[Stored data]
══════════

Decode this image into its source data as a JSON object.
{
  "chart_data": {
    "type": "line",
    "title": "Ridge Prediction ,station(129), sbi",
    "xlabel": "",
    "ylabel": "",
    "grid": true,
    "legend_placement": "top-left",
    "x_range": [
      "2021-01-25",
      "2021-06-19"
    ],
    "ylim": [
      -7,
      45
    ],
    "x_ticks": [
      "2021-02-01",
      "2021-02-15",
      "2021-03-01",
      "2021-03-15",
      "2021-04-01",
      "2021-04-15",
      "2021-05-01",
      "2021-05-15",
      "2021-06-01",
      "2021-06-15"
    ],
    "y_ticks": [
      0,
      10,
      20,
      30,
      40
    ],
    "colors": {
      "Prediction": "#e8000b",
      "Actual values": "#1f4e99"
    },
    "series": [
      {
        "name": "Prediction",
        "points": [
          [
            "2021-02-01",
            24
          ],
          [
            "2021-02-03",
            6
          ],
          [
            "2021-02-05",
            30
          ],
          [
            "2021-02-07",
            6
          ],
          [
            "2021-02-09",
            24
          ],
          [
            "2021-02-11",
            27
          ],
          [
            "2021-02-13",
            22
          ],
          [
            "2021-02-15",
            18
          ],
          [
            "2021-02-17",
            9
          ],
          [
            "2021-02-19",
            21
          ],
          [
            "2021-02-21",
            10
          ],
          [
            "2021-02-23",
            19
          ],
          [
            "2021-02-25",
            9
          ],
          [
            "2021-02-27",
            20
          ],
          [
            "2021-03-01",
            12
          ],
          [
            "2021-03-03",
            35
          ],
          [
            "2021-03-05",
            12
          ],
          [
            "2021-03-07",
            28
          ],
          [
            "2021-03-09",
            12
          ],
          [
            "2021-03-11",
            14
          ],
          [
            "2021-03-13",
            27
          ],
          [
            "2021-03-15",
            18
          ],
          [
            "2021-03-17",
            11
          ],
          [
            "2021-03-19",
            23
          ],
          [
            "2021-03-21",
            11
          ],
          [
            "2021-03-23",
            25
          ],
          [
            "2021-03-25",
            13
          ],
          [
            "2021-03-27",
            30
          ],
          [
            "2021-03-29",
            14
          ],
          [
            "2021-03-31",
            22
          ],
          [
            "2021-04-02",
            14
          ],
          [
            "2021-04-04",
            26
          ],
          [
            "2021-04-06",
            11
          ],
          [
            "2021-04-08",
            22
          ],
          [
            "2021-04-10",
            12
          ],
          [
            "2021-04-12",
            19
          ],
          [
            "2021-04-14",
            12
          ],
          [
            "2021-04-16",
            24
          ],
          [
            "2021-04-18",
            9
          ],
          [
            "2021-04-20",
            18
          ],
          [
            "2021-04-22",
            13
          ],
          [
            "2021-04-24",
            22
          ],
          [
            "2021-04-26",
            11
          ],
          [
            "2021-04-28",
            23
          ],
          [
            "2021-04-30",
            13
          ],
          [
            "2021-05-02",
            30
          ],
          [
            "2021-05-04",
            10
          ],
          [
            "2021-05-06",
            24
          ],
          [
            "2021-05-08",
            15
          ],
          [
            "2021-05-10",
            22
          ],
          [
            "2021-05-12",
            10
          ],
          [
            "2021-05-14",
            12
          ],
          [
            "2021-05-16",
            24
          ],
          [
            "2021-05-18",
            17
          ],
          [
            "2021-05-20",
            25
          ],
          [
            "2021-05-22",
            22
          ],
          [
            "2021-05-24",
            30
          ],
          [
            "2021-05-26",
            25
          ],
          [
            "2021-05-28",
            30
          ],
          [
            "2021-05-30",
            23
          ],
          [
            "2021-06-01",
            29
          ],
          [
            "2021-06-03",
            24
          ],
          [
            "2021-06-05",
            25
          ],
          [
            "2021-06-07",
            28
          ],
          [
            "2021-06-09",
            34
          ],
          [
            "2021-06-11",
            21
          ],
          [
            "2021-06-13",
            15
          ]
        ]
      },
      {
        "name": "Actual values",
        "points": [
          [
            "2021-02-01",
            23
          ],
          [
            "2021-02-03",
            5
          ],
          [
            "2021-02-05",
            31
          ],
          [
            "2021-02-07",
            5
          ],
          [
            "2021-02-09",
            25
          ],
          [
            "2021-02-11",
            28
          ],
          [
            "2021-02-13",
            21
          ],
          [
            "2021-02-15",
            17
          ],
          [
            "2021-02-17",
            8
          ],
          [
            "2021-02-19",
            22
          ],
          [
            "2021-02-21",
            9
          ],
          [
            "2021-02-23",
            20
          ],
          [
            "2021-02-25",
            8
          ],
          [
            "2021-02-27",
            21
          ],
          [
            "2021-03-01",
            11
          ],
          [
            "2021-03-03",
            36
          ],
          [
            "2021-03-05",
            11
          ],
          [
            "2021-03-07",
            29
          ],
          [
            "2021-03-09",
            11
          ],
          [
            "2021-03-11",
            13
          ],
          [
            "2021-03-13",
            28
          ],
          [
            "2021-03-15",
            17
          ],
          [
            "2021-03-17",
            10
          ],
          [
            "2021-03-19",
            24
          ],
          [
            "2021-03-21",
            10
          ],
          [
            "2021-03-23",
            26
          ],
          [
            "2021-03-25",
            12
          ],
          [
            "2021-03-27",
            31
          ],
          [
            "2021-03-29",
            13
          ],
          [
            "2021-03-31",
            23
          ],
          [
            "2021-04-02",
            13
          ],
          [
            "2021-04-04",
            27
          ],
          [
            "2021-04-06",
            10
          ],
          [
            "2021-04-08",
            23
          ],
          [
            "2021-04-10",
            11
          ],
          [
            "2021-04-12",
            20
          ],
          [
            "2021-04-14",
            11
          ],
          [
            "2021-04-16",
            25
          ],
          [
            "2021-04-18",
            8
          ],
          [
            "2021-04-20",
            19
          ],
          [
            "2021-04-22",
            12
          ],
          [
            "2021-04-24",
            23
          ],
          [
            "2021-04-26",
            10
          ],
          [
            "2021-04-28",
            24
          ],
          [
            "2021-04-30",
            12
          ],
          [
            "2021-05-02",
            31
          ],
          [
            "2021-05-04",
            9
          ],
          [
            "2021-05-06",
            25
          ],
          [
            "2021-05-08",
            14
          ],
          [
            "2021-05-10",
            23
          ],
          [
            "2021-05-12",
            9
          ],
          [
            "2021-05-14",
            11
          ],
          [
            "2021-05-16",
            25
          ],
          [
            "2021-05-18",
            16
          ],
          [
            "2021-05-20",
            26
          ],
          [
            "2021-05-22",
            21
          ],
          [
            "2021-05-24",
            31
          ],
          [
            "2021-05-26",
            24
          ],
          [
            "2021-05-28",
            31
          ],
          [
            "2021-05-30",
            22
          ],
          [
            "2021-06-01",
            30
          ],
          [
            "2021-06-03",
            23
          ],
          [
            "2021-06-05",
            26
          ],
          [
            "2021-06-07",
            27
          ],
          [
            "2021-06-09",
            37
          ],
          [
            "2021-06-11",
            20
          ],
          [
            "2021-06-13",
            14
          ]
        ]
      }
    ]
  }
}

══════════

#### PROBLEM
Show each line of the data that contains the string "values".

#### EXERCISE ANSWER
      "Actual values": "#1f4e99"
        "name": "Actual values",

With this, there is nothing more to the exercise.